### INSTRUCTION
Below are the records; collect from them each line containing the string "with".

* start ROWS *

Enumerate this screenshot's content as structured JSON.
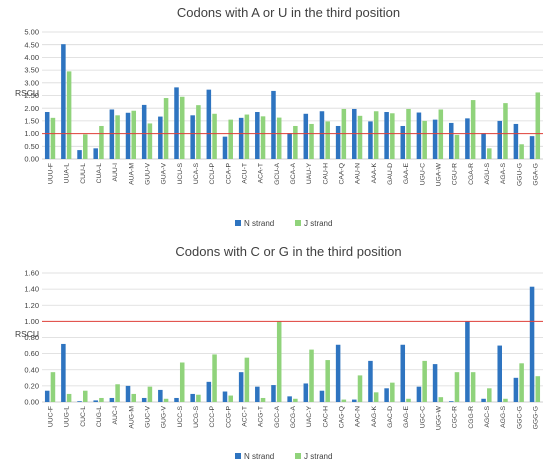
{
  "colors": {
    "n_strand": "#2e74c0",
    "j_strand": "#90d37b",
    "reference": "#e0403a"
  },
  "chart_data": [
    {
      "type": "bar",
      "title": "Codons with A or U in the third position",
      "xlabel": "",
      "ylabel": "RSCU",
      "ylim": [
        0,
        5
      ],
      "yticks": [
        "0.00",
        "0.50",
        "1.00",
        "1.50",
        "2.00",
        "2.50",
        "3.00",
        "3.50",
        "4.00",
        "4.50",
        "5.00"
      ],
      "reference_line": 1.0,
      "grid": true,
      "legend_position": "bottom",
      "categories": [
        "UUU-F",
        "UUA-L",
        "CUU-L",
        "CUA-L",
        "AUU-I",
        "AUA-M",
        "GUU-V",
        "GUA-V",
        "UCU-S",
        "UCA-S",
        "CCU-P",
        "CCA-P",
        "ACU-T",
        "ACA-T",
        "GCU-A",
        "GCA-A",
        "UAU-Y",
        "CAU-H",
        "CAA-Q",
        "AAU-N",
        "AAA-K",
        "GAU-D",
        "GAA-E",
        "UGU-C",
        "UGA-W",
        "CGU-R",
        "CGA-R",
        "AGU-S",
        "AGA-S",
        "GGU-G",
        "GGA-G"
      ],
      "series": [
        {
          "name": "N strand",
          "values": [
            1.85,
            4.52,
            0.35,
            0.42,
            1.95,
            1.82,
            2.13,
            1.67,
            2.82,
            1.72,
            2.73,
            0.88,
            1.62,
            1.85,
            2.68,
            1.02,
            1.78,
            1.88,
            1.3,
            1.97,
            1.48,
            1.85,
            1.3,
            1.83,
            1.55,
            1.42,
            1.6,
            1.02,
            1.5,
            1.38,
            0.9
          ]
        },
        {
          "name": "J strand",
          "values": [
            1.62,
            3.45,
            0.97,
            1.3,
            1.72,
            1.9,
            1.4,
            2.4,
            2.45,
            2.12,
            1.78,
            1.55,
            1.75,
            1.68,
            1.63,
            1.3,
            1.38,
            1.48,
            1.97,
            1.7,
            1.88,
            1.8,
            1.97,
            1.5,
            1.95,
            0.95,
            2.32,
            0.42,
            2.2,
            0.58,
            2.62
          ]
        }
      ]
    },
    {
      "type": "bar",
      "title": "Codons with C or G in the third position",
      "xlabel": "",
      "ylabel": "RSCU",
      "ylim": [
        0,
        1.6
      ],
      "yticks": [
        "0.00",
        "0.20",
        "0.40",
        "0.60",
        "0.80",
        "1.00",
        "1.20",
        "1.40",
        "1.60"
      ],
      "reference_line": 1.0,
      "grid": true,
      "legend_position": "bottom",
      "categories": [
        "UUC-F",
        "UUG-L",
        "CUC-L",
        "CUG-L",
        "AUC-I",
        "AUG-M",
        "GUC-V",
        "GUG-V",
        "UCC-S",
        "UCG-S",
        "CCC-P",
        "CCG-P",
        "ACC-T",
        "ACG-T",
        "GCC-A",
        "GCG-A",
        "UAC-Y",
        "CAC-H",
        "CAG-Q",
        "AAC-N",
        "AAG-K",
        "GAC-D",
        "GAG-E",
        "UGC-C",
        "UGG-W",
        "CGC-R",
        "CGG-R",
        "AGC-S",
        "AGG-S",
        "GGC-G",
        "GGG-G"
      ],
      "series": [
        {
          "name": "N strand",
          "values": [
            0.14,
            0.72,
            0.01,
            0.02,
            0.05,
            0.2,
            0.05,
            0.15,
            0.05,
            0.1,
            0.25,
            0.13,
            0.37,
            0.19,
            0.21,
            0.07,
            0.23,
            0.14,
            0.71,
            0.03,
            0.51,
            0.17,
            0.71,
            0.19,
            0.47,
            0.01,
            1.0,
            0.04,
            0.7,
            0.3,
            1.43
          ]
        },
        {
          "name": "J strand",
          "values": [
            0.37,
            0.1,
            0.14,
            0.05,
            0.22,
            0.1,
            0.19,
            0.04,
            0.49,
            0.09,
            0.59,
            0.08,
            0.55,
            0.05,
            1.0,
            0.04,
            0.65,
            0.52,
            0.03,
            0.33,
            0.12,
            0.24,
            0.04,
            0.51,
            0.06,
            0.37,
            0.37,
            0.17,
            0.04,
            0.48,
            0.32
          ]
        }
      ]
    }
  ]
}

* end ROWS *
* start ROWS *

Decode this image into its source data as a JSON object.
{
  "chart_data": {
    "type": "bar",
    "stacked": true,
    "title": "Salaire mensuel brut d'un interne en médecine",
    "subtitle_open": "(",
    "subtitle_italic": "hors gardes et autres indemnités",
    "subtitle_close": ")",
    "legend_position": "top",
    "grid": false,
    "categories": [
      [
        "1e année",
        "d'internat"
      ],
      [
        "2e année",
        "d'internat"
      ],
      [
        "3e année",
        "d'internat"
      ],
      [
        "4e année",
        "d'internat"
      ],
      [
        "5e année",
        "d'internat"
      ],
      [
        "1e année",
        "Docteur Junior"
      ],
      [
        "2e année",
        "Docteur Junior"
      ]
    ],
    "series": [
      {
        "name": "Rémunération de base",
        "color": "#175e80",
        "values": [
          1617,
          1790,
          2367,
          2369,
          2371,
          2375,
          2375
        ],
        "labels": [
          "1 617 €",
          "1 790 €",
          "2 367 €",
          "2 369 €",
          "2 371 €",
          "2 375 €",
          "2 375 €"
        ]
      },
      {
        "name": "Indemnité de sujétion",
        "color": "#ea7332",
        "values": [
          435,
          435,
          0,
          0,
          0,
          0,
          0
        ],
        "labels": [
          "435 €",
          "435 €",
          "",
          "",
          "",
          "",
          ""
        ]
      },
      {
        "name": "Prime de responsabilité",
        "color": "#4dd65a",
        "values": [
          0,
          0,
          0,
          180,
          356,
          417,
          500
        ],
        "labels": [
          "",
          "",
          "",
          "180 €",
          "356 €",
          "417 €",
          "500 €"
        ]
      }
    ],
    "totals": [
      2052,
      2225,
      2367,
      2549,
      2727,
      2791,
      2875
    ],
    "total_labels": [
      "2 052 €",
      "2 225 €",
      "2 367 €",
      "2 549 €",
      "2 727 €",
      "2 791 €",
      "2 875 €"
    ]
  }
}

* end ROWS *

### COMPLETED EXERCISE
      "title": "Codons with A or U in the third position",
      "title": "Codons with C or G in the third position",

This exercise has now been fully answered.